Data entries for graphics
-=-=-

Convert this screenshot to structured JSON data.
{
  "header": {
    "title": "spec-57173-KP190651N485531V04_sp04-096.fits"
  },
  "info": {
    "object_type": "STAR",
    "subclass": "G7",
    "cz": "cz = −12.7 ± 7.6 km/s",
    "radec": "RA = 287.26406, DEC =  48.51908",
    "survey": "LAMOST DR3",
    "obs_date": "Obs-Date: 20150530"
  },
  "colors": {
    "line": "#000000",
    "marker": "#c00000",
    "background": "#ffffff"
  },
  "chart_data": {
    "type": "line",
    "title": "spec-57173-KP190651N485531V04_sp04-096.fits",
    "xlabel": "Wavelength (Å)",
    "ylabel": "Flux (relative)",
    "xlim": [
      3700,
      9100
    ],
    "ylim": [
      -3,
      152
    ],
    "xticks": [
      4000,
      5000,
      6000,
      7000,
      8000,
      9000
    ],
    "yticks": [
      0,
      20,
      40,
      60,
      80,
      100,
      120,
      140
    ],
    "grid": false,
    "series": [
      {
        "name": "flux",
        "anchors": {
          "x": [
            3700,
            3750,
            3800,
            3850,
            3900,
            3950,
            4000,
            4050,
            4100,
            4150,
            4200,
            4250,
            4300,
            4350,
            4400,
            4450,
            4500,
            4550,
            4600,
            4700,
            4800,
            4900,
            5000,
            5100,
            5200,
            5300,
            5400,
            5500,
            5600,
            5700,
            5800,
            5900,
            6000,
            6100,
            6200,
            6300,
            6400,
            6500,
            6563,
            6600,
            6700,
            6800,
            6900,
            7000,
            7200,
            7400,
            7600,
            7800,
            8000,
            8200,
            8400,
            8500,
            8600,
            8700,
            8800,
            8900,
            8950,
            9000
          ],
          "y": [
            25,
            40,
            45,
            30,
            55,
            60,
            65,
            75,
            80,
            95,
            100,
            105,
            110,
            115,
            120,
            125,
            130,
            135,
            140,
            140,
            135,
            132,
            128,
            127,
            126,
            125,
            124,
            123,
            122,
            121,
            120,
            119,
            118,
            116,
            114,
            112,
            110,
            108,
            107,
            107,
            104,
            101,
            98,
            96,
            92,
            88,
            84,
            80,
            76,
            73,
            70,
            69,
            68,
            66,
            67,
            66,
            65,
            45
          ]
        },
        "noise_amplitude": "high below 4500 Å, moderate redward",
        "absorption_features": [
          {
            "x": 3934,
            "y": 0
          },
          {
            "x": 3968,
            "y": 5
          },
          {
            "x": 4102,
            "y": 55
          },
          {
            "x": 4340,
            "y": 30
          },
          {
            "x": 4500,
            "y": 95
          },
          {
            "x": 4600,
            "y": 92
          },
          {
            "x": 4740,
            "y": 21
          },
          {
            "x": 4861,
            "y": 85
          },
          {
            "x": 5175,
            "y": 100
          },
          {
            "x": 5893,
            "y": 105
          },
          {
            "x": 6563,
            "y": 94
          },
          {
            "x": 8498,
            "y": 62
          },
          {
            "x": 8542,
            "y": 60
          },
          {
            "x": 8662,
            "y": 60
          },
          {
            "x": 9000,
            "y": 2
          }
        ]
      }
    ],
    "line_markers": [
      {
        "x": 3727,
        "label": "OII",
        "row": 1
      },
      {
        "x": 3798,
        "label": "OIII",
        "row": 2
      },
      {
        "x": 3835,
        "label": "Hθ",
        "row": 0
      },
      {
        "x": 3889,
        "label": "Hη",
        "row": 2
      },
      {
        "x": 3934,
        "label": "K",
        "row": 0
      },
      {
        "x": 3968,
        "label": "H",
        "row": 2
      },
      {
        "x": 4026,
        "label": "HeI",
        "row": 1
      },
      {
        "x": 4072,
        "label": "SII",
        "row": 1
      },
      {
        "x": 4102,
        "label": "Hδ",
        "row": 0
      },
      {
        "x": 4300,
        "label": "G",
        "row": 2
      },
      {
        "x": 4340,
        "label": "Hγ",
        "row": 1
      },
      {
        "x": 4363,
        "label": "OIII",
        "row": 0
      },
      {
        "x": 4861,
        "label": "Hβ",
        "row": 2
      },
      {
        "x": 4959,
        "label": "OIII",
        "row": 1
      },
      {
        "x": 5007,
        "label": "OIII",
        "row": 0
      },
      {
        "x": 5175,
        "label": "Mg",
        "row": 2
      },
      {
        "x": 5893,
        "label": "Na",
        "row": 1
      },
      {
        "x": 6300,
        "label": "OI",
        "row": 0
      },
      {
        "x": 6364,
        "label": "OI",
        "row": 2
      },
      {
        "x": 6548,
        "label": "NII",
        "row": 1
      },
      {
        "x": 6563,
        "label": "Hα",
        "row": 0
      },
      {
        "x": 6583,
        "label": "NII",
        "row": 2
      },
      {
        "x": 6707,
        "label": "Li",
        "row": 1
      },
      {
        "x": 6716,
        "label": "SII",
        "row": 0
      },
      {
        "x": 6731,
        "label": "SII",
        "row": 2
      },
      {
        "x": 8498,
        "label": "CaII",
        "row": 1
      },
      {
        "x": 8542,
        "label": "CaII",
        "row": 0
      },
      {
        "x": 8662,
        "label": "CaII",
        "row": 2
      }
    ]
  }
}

-=-=-

▶ _AIM_:
Copy all of the data. Keep every word exactly as it is.

▶ _WRITTEN SOLUTION_:
Convert this screenshot to structured JSON data.
{
  "header": {
    "title": "spec-57173-KP190651N485531V04_sp04-096.fits"
  },
  "info": {
    "object_type": "STAR",
    "subclass": "G7",
    "cz": "cz = −12.7 ± 7.6 km/s",
    "radec": "RA = 287.26406, DEC =  48.51908",
    "survey": "LAMOST DR3",
    "obs_date": "Obs-Date: 20150530"
  },
  "colors": {
    "line": "#000000",
    "marker": "#c00000",
    "background": "#ffffff"
  },
  "chart_data": {
    "type": "line",
    "title": "spec-57173-KP190651N485531V04_sp04-096.fits",
    "xlabel": "Wavelength (Å)",
    "ylabel": "Flux (relative)",
    "xlim": [
      3700,
      9100
    ],
    "ylim": [
      -3,
      152
    ],
    "xticks": [
      4000,
      5000,
      6000,
      7000,
      8000,
      9000
    ],
    "yticks": [
      0,
      20,
      40,
      60,
      80,
      100,
      120,
      140
    ],
    "grid": false,
    "series": [
      {
        "name": "flux",
        "anchors": {
          "x": [
            3700,
            3750,
            3800,
            3850,
            3900,
            3950,
            4000,
            4050,
            4100,
            4150,
            4200,
            4250,
            4300,
            4350,
            4400,
            4450,
            4500,
            4550,
            4600,
            4700,
            4800,
            4900,
            5000,
            5100,
            5200,
            5300,
            5400,
            5500,
            5600,
            5700,
            5800,
            5900,
            6000,
            6100,
            6200,
            6300,
            6400,
            6500,
            6563,
            6600,
            6700,
            6800,
            6900,
            7000,
            7200,
            7400,
            7600,
            7800,
            8000,
            8200,
            8400,
            8500,
            8600,
            8700,
            8800,
            8900,
            8950,
            9000
          ],
          "y": [
            25,
            40,
            45,
            30,
            55,
            60,
            65,
            75,
            80,
            95,
            100,
            105,
            110,
            115,
            120,
            125,
            130,
            135,
            140,
            140,
            135,
            132,
            128,
            127,
            126,
            125,
            124,
            123,
            122,
            121,
            120,
            119,
            118,
            116,
            114,
            112,
            110,
            108,
            107,
            107,
            104,
            101,
            98,
            96,
            92,
            88,
            84,
            80,
            76,
            73,
            70,
            69,
            68,
            66,
            67,
            66,
            65,
            45
          ]
        },
        "noise_amplitude": "high below 4500 Å, moderate redward",
        "absorption_features": [
          {
            "x": 3934,
            "y": 0
          },
          {
            "x": 3968,
            "y": 5
          },
          {
            "x": 4102,
            "y": 55
          },
          {
            "x": 4340,
            "y": 30
          },
          {
            "x": 4500,
            "y": 95
          },
          {
            "x": 4600,
            "y": 92
          },
          {
            "x": 4740,
            "y": 21
          },
          {
            "x": 4861,
            "y": 85
          },
          {
            "x": 5175,
            "y": 100
          },
          {
            "x": 5893,
            "y": 105
          },
          {
            "x": 6563,
            "y": 94
          },
          {
            "x": 8498,
            "y": 62
          },
          {
            "x": 8542,
            "y": 60
          },
          {
            "x": 8662,
            "y": 60
          },
          {
            "x": 9000,
            "y": 2
          }
        ]
      }
    ],
    "line_markers": [
      {
        "x": 3727,
        "label": "OII",
        "row": 1
      },
      {
        "x": 3798,
        "label": "OIII",
        "row": 2
      },
      {
        "x": 3835,
        "label": "Hθ",
        "row": 0
      },
      {
        "x": 3889,
        "label": "Hη",
        "row": 2
      },
      {
        "x": 3934,
        "label": "K",
        "row": 0
      },
      {
        "x": 3968,
        "label": "H",
        "row": 2
      },
      {
        "x": 4026,
        "label": "HeI",
        "row": 1
      },
      {
        "x": 4072,
        "label": "SII",
        "row": 1
      },
      {
        "x": 4102,
        "label": "Hδ",
        "row": 0
      },
      {
        "x": 4300,
        "label": "G",
        "row": 2
      },
      {
        "x": 4340,
        "label": "Hγ",
        "row": 1
      },
      {
        "x": 4363,
        "label": "OIII",
        "row": 0
      },
      {
        "x": 4861,
        "label": "Hβ",
        "row": 2
      },
      {
        "x": 4959,
        "label": "OIII",
        "row": 1
      },
      {
        "x": 5007,
        "label": "OIII",
        "row": 0
      },
      {
        "x": 5175,
        "label": "Mg",
        "row": 2
      },
      {
        "x": 5893,
        "label": "Na",
        "row": 1
      },
      {
        "x": 6300,
        "label": "OI",
        "row": 0
      },
      {
        "x": 6364,
        "label": "OI",
        "row": 2
      },
      {
        "x": 6548,
        "label": "NII",
        "row": 1
      },
      {
        "x": 6563,
        "label": "Hα",
        "row": 0
      },
      {
        "x": 6583,
        "label": "NII",
        "row": 2
      },
      {
        "x": 6707,
        "label": "Li",
        "row": 1
      },
      {
        "x": 6716,
        "label": "SII",
        "row": 0
      },
      {
        "x": 6731,
        "label": "SII",
        "row": 2
      },
      {
        "x": 8498,
        "label": "CaII",
        "row": 1
      },
      {
        "x": 8542,
        "label": "CaII",
        "row": 0
      },
      {
        "x": 8662,
        "label": "CaII",
        "row": 2
      }
    ]
  }
}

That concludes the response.